The turning point came in March. In that month, gold prices fell by a total of 11.6%. Entering June, the decline accelerated, with a deep drop of 4.4% on June 10. On June 11, London spot gold bottomed out at as low as $4,024 per ounce. Compared with the historic high at the start of the year, the pullback reached 28%, wiping out the entire year-to-date gain.
This round of decline resulted from multiple factors converging. On June 11, the European Central Bank raised all three key interest rates by 25 basis points—its first rate hike since September 2023—breaking the previous global consensus that central banks would keep cutting rates. At the same time, data from the World Gold Council showed that in May, global gold ETF outflows were about $2 billion, and total assets under management decreased by 2% month-over-month to $604 billion. The continued unexpectedly strong momentum in the AI industry pulled large flows of capital into equities, causing gold’s relative appeal in asset allocation to fall at the margin.

Dataset rows:

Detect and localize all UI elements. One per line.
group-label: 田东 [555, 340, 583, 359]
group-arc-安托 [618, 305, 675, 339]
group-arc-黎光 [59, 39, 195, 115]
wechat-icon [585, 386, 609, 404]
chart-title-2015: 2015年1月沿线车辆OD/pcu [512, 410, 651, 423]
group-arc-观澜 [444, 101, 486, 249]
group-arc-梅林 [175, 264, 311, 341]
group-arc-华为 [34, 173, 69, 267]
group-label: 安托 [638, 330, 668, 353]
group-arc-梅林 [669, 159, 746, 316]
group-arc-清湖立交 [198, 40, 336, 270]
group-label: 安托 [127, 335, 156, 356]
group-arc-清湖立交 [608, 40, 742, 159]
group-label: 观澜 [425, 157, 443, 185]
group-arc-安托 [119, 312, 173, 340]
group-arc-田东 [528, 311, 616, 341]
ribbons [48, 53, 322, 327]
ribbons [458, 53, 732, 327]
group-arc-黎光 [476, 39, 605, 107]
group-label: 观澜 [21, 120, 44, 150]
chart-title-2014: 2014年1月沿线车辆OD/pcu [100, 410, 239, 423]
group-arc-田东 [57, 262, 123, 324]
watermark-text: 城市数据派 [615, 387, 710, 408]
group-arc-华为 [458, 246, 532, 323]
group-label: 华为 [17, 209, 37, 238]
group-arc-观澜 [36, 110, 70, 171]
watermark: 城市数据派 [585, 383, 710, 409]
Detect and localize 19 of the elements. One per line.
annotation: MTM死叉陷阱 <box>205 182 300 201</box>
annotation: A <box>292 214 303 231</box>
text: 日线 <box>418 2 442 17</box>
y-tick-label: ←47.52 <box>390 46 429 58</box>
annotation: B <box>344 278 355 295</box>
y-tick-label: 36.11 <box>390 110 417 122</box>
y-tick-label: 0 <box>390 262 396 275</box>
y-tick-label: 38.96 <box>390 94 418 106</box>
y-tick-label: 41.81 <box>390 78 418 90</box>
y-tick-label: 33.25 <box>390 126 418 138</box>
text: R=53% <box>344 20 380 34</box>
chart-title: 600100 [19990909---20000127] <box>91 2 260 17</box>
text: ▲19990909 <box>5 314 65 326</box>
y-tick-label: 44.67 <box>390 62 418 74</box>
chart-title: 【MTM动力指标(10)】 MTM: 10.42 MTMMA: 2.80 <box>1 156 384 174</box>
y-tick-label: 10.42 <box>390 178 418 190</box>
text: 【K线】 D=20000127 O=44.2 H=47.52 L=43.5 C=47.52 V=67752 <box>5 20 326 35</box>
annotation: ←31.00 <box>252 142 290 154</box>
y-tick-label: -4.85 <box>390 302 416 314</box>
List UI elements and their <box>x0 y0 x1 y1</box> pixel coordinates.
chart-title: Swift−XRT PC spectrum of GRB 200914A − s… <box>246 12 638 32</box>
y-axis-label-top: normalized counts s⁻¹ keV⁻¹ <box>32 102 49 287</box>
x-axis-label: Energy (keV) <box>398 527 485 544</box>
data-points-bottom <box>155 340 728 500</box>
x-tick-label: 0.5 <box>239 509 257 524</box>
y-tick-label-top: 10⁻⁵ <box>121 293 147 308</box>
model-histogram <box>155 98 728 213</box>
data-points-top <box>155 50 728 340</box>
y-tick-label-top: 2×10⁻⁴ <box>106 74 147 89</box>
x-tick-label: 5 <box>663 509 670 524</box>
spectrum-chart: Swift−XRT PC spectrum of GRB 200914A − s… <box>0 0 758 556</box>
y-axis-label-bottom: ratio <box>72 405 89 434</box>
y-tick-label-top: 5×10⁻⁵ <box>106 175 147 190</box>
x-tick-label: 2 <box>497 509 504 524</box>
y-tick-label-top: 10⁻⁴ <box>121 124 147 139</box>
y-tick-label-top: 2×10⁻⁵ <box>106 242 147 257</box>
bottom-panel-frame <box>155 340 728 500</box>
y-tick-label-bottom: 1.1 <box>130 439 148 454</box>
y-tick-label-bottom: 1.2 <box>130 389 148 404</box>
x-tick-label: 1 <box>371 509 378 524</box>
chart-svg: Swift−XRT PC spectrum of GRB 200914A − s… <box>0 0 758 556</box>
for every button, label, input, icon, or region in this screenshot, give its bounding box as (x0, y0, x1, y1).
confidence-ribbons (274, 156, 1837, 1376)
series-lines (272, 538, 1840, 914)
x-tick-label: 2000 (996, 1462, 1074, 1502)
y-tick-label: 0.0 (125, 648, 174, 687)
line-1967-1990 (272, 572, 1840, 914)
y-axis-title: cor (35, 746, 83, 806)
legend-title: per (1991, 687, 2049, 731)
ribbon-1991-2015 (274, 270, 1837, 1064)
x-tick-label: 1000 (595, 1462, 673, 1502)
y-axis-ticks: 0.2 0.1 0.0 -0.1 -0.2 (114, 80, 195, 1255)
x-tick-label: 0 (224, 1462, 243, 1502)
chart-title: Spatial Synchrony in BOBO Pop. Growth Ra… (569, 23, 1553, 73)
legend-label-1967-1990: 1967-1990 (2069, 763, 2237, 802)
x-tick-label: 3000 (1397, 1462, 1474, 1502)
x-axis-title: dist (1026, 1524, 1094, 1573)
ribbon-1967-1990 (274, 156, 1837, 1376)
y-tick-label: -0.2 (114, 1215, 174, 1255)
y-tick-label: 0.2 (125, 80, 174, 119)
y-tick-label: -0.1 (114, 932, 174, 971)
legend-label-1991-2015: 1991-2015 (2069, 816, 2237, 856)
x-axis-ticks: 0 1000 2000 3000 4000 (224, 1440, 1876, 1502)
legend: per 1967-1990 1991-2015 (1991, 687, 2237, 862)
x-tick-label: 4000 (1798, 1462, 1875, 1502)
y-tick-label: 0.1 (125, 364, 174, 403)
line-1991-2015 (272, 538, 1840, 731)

To-do list:
• A. Using the gold-price passage, decide whether each statement agrees with it: (i) The European Central Bank's rate hike on June 11 was its first since September 2023. (ii) Gold ETF assets under management grew in May. (iii) London spot gold reached its low of $4,024 per ounce on June 10. Answer yes or no for each and quote the words that decide it.
• B. According to the gold-price passage, by how much did gold prices fall in March?

Answers given:
• A.
(i) Yes: "its first rate hike since September 2023"
(ii) No: "total assets under management decreased by 2% month-over-month to $604 billion"
(iii) No: "On June 11, London spot gold bottomed out at as low as $4,024 per ounce"

• B. They fell by a total of 11.6%.